-- Required work --
Copy every line of the data in which the word "looking" occurs.

-- Records for this exercise --
-=-=-=-=-

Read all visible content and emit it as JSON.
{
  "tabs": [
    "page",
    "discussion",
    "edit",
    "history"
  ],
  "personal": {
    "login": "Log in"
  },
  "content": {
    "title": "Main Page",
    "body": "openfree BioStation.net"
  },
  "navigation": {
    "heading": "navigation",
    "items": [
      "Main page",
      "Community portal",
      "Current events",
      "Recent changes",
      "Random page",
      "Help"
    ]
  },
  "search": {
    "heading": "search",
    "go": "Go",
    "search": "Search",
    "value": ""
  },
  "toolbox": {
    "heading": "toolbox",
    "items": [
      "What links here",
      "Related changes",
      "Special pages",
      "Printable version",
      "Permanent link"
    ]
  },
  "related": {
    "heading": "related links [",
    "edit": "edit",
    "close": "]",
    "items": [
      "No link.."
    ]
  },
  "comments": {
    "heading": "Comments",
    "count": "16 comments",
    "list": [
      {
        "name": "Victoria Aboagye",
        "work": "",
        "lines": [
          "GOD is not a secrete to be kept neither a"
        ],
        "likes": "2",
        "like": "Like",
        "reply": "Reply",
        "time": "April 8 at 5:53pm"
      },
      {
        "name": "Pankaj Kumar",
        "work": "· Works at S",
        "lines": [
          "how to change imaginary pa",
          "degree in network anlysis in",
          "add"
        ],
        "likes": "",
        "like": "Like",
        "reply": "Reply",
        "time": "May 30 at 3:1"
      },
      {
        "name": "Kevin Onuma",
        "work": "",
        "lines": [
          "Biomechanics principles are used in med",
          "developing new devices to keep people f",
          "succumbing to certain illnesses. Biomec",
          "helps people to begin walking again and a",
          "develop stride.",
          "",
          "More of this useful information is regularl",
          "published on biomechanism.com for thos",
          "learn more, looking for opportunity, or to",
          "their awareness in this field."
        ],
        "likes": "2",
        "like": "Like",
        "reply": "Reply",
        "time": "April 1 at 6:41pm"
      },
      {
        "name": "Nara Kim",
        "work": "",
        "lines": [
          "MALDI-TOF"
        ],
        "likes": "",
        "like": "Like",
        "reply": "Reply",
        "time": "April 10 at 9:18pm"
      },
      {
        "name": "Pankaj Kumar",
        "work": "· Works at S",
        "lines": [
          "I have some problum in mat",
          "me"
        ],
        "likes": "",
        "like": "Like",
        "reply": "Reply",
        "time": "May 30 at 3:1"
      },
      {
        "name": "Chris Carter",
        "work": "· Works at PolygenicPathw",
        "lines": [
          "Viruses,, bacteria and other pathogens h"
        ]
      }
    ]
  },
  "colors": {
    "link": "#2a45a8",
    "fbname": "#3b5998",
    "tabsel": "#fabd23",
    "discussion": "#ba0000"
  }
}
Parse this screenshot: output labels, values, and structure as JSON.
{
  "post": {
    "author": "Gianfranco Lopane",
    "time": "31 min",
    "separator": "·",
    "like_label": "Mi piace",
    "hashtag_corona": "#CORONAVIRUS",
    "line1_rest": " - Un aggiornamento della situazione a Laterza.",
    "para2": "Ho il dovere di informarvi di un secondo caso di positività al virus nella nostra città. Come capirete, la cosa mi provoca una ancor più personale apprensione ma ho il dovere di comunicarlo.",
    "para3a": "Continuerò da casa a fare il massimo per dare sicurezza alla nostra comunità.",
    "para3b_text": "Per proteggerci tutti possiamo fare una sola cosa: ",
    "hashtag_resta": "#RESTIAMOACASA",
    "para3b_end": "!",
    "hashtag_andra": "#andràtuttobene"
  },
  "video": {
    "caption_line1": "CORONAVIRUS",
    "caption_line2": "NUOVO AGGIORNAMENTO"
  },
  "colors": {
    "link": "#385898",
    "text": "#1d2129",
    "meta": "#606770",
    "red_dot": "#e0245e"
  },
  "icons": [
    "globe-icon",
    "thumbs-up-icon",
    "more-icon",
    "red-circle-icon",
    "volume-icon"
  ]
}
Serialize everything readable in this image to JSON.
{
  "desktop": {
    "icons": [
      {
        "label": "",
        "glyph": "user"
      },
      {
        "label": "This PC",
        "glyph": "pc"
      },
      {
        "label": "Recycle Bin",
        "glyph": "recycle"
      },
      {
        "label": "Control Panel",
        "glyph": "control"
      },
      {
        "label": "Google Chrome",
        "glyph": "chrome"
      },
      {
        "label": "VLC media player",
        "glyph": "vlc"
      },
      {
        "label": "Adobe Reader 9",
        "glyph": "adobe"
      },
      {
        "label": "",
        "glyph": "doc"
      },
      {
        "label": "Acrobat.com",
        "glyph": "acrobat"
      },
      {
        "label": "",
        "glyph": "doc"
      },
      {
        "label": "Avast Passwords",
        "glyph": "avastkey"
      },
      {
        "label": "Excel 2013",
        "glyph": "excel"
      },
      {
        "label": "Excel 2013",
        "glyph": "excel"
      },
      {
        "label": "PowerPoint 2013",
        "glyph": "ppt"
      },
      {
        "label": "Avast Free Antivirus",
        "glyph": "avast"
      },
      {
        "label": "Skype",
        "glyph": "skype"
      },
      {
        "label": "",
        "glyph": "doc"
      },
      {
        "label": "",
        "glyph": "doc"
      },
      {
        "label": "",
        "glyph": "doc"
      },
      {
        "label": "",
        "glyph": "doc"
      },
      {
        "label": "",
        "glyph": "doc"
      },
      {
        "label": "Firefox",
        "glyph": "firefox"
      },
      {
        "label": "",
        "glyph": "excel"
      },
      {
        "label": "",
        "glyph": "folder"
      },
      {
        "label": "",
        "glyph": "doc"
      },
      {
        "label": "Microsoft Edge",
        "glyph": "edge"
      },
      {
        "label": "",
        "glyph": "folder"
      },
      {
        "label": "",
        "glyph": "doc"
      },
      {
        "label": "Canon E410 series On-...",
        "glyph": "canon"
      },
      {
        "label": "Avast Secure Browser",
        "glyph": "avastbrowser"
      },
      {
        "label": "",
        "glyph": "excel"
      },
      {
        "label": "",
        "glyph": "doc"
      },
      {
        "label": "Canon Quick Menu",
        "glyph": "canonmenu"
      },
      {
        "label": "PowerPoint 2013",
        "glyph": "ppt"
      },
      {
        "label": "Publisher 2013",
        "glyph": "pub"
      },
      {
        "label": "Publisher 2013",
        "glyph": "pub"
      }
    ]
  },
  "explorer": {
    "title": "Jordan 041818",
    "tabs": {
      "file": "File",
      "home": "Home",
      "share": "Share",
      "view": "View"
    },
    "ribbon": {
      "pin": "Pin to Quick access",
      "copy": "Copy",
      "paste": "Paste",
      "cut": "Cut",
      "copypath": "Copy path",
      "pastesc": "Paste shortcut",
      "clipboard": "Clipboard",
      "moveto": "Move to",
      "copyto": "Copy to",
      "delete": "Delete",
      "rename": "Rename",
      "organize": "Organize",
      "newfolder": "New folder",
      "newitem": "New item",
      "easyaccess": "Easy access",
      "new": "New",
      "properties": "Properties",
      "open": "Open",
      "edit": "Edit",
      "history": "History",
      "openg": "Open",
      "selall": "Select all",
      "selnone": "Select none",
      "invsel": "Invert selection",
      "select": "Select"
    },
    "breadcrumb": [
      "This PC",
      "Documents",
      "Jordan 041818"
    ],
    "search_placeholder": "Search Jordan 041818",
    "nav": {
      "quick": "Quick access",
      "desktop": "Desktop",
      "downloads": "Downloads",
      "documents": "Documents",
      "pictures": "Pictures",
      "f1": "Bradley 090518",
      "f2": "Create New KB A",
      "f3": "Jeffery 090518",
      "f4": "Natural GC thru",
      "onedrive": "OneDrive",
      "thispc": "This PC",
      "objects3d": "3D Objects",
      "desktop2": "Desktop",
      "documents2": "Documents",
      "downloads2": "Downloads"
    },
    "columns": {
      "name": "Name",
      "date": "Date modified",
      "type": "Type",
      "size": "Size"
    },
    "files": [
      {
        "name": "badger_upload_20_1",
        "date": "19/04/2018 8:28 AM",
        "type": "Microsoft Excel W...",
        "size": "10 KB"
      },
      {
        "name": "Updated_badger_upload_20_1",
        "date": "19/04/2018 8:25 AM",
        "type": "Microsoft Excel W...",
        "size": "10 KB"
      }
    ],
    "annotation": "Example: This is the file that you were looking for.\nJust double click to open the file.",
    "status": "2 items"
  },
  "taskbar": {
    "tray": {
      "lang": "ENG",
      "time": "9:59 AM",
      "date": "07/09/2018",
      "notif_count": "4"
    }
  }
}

-=-=-=-=-

-- Solved problem --
          "learn more, looking for opportunity, or to",
    "annotation": "Example: This is the file that you were looking for.\nJust double click to open the file.",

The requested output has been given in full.